-- SUPPLIED MATERIAL --
******************************
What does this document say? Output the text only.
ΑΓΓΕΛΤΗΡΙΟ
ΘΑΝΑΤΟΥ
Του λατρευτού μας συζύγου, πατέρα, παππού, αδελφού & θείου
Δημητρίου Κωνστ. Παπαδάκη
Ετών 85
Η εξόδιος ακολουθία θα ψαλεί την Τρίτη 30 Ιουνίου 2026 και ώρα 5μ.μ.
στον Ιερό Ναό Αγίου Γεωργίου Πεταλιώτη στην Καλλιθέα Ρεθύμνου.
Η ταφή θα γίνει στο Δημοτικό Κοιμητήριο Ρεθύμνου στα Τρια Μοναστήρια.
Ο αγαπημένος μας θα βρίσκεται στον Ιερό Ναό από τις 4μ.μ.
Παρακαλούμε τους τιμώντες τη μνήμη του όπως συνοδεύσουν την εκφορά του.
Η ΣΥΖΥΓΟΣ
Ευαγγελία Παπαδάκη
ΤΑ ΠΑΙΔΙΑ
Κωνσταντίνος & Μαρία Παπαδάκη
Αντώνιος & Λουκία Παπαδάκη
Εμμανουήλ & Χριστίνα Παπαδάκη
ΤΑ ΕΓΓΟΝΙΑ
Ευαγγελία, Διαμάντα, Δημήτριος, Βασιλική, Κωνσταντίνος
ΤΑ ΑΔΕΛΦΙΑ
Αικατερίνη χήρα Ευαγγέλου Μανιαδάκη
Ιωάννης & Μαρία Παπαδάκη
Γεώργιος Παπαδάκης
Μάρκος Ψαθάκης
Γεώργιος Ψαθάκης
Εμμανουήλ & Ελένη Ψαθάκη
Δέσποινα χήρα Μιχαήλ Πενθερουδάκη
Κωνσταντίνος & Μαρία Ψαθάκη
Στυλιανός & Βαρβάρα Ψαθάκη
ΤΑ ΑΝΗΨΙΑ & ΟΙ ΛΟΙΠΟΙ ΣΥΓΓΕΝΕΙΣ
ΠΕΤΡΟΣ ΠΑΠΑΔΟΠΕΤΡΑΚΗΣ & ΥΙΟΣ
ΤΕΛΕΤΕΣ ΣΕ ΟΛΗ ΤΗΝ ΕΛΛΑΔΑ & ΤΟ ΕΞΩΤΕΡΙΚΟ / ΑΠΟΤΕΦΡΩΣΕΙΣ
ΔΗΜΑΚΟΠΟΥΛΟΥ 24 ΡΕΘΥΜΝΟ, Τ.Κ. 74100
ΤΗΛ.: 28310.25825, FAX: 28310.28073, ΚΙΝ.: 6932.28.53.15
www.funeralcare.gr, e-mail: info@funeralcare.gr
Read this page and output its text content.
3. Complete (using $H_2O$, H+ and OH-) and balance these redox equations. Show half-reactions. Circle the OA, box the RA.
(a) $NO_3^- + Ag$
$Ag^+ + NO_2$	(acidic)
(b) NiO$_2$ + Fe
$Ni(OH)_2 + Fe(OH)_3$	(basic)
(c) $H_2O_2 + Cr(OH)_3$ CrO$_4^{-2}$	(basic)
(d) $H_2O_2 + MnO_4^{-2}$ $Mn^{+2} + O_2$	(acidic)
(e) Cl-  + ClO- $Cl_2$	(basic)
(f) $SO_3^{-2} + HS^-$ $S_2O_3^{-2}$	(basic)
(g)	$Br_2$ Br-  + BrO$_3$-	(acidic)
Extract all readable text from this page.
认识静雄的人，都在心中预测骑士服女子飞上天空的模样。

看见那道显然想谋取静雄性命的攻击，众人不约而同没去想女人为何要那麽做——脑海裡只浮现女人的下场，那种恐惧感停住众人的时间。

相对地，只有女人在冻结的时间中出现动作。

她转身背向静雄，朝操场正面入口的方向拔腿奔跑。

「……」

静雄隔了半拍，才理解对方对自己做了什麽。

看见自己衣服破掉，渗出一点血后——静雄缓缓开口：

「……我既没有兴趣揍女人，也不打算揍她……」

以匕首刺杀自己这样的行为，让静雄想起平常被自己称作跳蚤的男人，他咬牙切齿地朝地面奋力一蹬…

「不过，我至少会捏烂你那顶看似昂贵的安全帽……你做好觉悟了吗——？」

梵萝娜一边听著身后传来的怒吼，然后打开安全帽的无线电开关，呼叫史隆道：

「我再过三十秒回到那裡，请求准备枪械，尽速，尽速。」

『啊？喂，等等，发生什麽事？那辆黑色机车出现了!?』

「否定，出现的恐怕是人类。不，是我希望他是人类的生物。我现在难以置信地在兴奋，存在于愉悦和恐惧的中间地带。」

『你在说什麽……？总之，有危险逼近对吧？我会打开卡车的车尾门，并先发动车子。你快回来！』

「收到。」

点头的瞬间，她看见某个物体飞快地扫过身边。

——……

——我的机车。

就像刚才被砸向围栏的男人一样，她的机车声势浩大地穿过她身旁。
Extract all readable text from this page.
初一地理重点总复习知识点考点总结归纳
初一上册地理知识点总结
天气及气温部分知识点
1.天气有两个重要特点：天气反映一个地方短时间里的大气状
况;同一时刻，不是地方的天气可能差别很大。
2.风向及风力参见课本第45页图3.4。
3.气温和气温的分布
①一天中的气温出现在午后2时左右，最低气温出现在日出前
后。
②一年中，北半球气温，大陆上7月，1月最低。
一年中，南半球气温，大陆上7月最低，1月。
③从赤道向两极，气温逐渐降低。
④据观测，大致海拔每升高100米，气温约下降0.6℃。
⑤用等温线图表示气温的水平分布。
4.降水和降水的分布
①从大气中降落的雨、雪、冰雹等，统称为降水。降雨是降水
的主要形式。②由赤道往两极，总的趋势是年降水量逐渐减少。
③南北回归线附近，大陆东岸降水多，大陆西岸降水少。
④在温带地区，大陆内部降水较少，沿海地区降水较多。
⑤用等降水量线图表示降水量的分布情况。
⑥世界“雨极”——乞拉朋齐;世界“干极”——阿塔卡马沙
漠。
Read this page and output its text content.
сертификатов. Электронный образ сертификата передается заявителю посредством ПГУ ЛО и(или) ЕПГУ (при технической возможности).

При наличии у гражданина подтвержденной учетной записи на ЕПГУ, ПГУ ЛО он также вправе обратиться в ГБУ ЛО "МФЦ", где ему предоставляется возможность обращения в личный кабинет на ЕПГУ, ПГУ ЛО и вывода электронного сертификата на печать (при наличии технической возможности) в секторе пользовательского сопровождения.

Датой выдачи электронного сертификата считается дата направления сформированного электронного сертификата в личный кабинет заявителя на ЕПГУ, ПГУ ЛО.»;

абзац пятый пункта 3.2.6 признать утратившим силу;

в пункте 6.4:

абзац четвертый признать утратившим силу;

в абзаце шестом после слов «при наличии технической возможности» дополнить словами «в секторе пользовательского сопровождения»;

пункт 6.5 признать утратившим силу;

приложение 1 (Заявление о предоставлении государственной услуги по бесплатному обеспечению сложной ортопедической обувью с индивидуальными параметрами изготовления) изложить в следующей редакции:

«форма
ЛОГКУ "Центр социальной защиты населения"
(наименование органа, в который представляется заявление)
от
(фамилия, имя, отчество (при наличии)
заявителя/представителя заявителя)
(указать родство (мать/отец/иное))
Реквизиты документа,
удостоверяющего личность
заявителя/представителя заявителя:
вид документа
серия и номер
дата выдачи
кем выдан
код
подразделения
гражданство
******************************
-- SET PROBLEM --
Determine how many lines in the data above contain the string "документа". Give nothing except the number.

-- CORRECT ANSWER --
2